» THE REQUEST: From the entries below, pull out each line where "swatch" appears.

Dataset entries on figures:
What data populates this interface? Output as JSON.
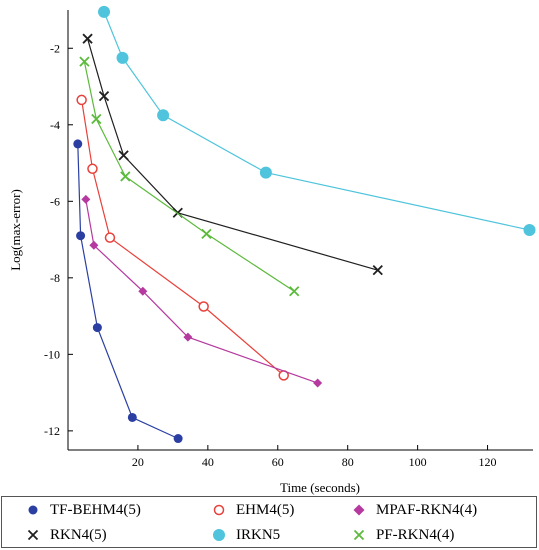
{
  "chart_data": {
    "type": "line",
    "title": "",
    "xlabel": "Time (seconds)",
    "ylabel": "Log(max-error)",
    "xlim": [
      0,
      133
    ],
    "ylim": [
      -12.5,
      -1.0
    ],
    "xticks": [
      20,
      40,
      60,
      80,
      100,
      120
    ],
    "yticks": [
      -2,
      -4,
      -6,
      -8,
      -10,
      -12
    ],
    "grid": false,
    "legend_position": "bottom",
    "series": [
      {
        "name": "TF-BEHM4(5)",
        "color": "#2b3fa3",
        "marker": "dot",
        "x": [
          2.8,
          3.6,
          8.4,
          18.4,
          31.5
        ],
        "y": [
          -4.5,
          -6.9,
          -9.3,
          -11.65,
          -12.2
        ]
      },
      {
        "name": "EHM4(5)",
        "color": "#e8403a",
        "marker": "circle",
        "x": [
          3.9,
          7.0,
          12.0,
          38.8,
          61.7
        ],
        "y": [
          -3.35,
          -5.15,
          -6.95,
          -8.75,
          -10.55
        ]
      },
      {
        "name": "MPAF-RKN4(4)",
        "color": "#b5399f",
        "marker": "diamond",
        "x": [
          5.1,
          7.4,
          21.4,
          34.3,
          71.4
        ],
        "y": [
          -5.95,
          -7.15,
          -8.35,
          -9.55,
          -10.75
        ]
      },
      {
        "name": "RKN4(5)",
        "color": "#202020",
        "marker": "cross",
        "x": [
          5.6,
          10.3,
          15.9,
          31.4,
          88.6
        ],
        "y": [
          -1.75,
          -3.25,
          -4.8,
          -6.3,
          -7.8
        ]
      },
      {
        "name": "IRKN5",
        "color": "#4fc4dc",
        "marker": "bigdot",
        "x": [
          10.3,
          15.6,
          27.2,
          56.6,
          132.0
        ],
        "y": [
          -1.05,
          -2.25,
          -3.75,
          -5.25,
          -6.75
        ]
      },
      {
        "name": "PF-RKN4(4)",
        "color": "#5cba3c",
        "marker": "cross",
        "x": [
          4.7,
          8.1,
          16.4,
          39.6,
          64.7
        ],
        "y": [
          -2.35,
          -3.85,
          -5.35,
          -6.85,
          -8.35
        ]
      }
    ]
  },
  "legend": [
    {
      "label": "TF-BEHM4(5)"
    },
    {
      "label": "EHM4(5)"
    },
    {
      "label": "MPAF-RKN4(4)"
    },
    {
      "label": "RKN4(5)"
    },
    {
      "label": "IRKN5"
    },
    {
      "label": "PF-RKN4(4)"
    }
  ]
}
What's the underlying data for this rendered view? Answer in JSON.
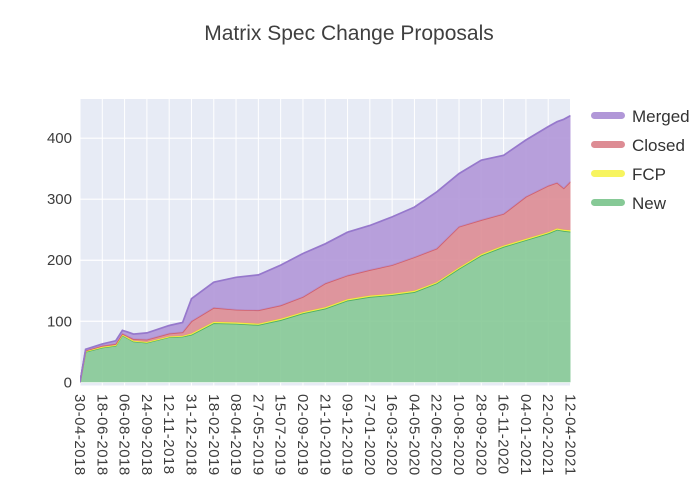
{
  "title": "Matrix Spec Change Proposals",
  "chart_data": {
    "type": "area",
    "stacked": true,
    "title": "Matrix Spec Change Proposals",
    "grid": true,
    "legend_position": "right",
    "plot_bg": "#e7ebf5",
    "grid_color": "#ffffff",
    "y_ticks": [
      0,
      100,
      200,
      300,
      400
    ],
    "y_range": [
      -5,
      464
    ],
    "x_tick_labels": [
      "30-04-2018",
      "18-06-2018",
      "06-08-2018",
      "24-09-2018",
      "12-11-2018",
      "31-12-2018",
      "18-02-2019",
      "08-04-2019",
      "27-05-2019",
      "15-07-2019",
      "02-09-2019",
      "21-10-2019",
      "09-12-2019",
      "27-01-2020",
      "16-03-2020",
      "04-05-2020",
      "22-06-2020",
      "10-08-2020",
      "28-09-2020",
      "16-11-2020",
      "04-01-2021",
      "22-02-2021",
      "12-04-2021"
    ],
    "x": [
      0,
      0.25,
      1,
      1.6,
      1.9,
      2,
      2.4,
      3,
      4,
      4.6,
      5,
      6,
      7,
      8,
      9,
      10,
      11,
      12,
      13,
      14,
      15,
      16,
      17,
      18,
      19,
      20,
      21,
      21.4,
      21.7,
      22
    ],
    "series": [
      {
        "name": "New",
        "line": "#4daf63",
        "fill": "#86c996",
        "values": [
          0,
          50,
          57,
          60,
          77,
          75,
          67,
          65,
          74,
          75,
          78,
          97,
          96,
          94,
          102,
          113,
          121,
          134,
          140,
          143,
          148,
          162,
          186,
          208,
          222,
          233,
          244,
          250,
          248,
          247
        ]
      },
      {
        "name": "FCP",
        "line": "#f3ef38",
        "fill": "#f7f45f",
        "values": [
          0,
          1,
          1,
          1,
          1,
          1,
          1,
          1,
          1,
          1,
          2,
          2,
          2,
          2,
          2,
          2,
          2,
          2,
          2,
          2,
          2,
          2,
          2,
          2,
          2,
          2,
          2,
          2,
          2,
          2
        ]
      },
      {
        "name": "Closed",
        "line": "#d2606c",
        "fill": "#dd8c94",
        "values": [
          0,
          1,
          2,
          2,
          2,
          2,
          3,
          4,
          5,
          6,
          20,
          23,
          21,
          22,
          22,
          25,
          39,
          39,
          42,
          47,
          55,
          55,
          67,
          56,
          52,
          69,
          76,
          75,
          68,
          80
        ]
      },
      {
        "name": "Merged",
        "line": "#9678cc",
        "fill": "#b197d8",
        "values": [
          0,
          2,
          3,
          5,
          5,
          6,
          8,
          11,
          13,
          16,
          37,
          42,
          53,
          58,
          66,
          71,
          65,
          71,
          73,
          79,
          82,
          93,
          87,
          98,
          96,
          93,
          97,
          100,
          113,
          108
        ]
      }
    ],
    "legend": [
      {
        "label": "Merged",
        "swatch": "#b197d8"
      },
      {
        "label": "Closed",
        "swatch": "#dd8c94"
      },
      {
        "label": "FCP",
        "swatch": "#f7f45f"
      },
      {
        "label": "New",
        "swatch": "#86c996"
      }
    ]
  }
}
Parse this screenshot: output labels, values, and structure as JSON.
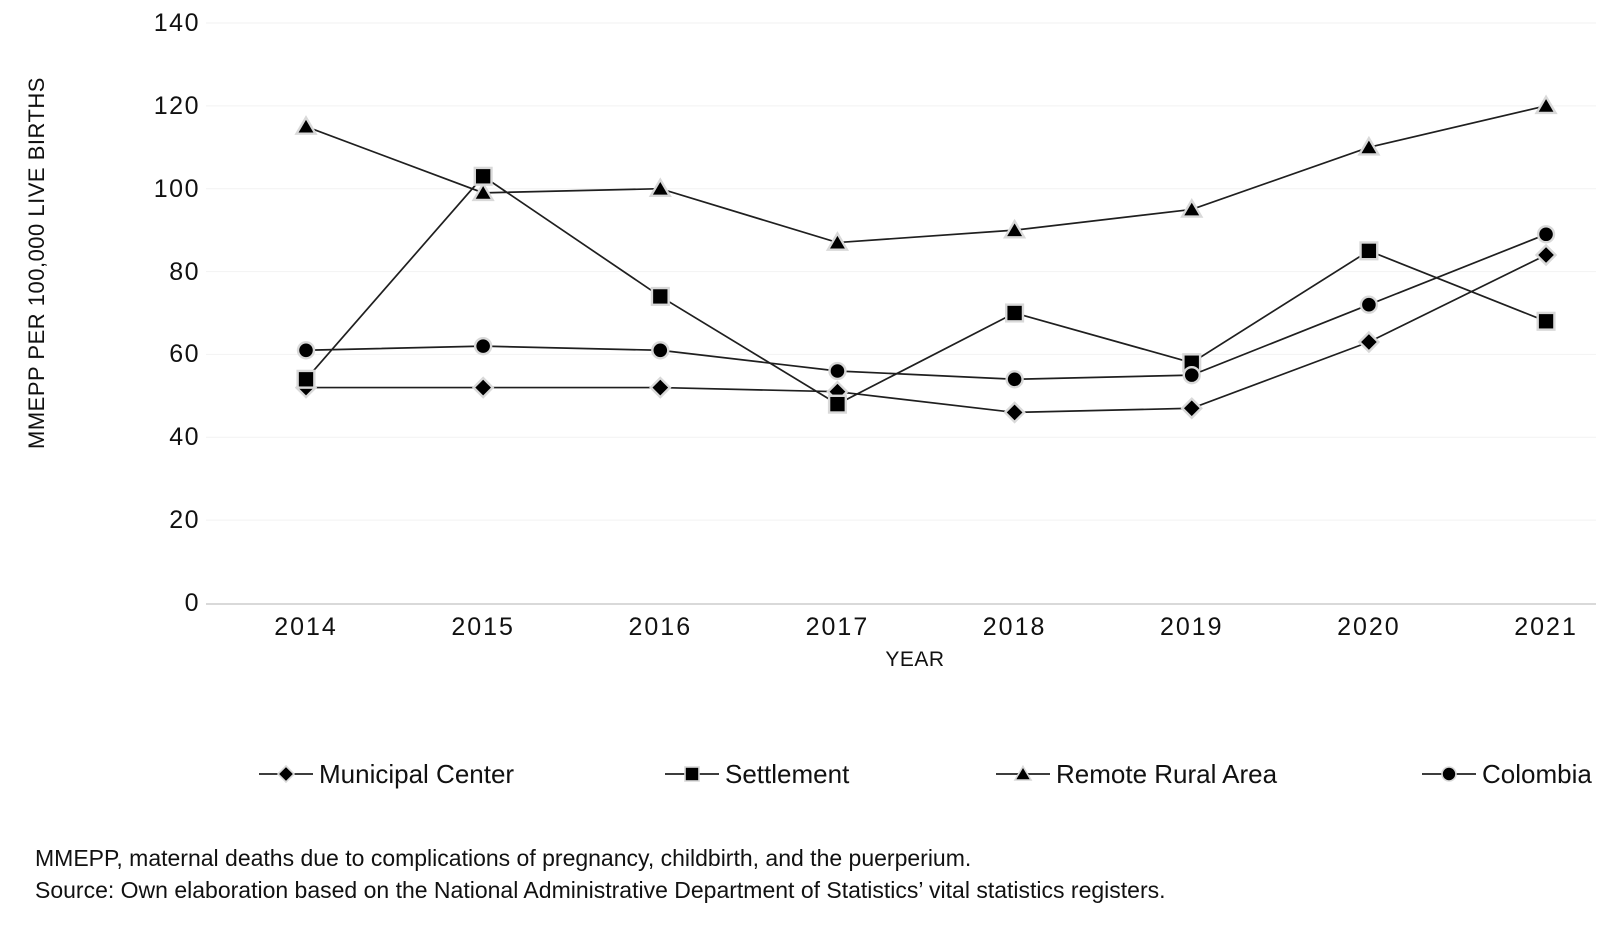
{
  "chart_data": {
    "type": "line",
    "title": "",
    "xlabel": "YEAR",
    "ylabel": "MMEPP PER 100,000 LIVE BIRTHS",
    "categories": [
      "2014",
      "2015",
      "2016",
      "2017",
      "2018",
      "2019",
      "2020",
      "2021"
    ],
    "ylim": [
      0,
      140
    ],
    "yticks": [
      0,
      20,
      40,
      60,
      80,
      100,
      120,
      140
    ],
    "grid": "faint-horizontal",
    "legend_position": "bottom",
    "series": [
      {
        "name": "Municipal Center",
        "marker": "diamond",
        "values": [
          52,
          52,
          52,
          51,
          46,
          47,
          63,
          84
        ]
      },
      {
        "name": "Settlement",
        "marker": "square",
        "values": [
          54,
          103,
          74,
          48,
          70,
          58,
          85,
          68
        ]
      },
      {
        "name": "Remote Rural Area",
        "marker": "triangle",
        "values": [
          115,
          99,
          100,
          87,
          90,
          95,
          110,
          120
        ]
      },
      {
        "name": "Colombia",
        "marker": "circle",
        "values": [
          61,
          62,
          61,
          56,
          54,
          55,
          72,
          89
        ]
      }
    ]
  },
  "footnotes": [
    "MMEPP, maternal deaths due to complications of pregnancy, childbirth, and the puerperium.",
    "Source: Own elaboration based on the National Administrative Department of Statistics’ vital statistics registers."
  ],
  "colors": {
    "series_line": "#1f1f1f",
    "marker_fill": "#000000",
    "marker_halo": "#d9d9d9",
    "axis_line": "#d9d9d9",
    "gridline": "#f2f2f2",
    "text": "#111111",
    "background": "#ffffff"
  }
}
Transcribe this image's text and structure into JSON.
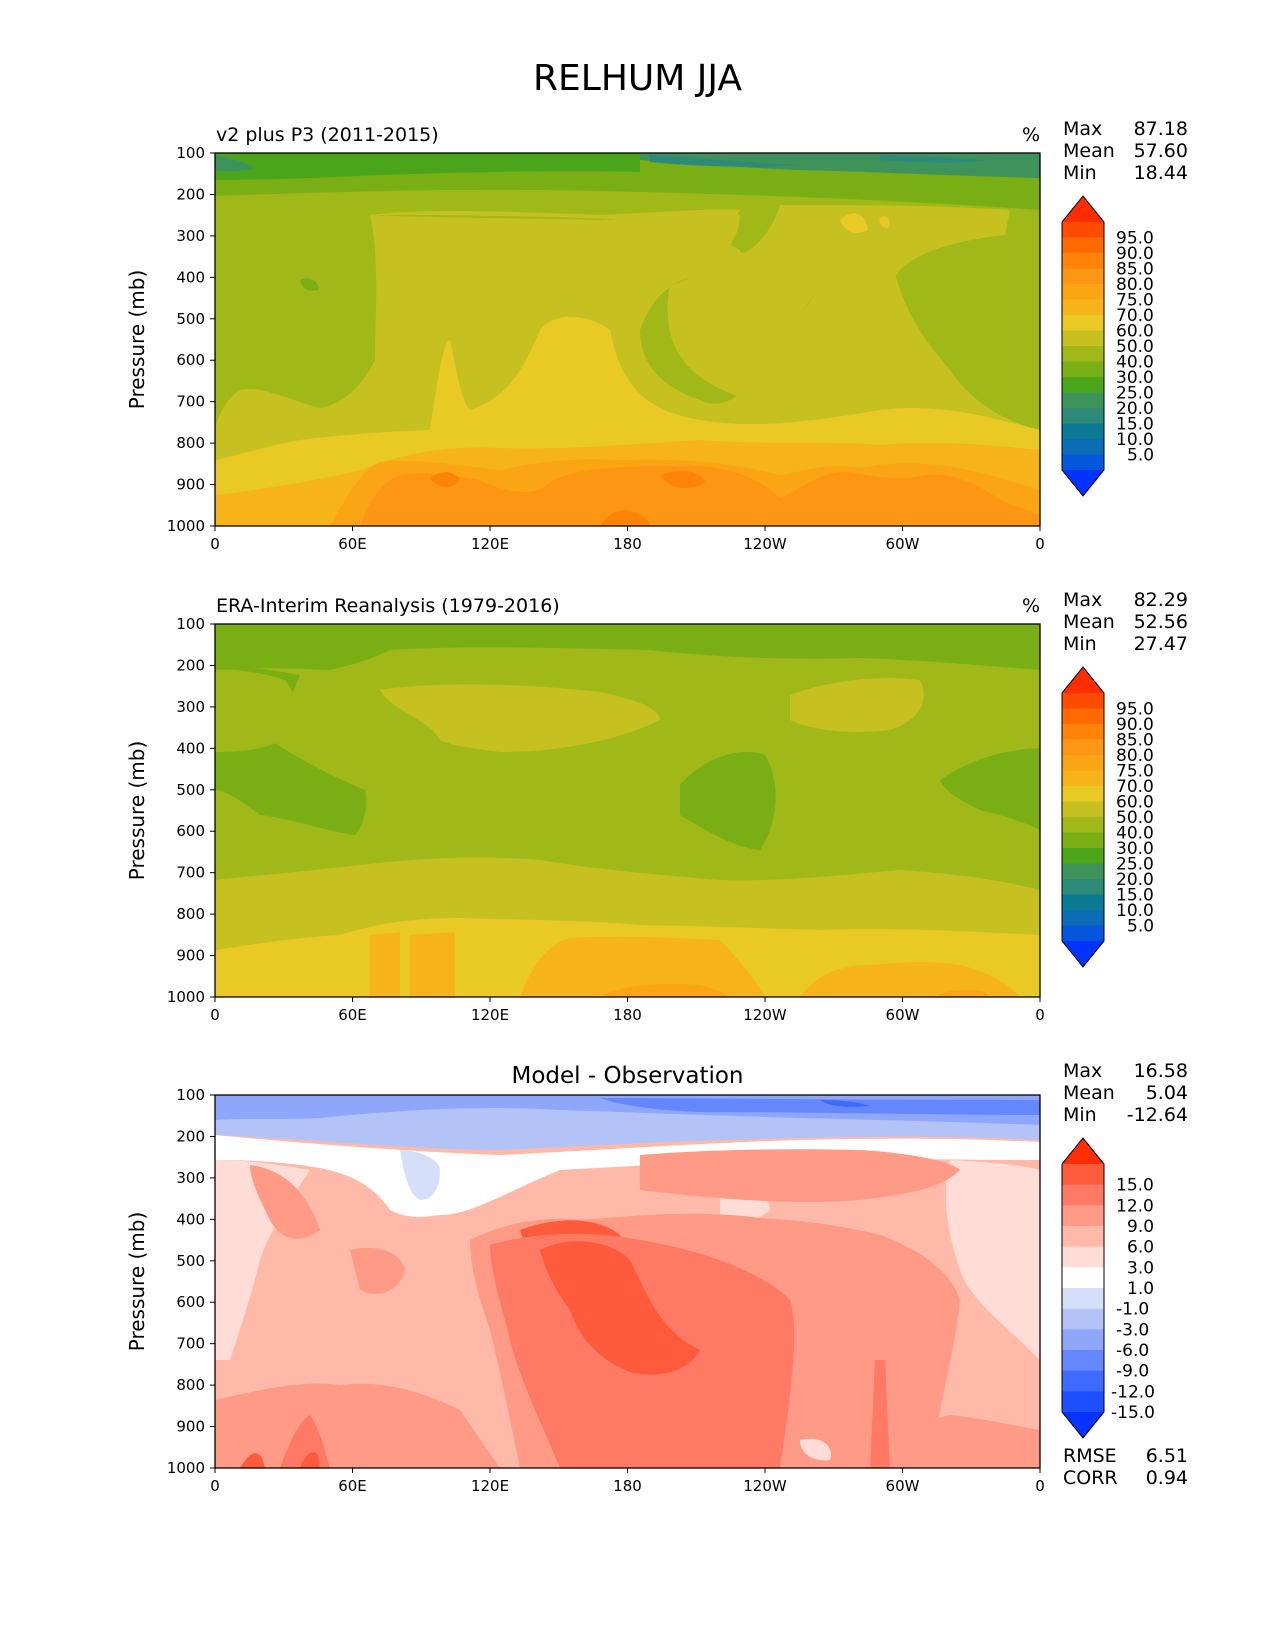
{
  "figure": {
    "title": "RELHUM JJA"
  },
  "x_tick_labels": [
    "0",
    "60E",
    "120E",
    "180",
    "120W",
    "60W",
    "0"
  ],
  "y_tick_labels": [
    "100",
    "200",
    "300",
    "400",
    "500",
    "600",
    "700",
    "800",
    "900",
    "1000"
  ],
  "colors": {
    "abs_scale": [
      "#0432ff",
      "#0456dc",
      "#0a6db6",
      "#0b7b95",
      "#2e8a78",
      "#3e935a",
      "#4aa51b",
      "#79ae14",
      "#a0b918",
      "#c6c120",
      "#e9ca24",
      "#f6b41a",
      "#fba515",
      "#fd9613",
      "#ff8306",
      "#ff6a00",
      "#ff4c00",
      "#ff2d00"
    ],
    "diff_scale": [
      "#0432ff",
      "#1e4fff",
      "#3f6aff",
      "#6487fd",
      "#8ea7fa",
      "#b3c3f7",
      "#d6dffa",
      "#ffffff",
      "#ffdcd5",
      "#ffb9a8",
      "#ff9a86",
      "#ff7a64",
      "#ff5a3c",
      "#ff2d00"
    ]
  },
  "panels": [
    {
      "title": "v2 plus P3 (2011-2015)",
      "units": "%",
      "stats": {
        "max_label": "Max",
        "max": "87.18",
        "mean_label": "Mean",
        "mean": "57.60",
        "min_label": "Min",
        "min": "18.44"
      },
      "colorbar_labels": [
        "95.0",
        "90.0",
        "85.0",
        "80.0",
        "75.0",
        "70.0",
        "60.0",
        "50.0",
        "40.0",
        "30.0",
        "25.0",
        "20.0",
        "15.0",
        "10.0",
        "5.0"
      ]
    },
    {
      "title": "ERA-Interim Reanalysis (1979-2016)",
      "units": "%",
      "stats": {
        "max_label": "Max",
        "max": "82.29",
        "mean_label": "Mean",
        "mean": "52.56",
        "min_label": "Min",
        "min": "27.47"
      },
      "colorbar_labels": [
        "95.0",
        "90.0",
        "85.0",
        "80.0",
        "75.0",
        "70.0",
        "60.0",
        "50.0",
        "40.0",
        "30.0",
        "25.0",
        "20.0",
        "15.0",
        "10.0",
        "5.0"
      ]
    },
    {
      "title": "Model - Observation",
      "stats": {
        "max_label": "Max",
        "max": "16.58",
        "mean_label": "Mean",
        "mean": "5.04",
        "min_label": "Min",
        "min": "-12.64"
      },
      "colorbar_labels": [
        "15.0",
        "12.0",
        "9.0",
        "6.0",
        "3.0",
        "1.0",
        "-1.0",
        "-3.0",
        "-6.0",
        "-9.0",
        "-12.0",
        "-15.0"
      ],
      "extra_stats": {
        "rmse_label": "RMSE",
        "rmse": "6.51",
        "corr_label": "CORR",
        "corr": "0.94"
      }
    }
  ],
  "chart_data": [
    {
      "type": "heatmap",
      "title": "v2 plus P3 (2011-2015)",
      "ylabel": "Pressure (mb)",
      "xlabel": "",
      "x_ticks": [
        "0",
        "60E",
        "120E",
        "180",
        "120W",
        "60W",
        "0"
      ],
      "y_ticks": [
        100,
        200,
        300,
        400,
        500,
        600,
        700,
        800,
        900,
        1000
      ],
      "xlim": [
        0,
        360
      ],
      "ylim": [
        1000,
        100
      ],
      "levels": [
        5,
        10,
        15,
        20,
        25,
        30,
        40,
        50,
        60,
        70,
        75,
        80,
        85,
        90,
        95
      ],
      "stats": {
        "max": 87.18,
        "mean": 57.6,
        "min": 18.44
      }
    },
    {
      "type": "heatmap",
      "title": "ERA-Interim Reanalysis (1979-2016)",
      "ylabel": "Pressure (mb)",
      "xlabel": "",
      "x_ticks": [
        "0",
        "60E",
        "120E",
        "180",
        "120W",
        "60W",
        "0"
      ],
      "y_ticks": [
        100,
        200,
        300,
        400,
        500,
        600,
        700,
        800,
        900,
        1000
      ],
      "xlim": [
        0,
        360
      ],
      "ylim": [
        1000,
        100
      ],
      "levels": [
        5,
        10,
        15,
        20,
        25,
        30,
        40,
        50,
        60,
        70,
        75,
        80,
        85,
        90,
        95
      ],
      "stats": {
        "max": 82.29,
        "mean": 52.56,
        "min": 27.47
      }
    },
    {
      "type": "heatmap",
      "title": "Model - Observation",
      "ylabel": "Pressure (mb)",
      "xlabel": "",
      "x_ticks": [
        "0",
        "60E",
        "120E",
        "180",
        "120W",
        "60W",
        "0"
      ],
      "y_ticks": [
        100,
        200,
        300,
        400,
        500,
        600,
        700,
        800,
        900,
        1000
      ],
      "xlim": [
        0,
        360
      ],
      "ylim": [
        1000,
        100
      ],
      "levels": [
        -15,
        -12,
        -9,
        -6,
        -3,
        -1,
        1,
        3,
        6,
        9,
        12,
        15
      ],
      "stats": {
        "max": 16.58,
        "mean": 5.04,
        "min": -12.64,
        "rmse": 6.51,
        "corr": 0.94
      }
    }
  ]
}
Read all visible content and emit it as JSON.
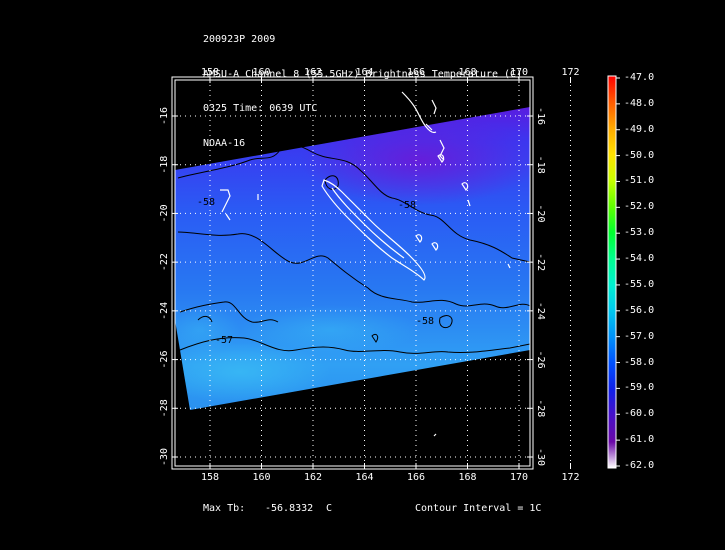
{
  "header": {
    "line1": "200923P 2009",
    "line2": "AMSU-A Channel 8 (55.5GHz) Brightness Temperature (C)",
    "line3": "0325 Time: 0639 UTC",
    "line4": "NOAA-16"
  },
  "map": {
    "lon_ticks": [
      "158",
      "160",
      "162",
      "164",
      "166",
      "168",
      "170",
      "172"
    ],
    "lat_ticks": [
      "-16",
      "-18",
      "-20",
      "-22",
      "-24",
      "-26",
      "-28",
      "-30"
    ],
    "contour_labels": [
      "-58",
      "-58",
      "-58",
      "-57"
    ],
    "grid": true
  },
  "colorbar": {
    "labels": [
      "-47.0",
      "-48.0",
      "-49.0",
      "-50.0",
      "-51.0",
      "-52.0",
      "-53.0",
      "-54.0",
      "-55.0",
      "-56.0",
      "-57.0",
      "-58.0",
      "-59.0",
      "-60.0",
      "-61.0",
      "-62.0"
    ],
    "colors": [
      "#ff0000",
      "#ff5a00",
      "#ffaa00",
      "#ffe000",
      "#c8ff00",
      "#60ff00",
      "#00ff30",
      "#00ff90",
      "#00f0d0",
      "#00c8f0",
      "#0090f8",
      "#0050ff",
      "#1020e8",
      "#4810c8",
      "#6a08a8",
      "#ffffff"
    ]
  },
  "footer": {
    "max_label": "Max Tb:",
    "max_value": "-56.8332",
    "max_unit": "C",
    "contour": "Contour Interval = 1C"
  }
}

» TASK RESULT:
        "swatch": "#b197d8"
        "swatch": "#dd8c94"
        "swatch": "#f7f45f"
        "swatch": "#86c996"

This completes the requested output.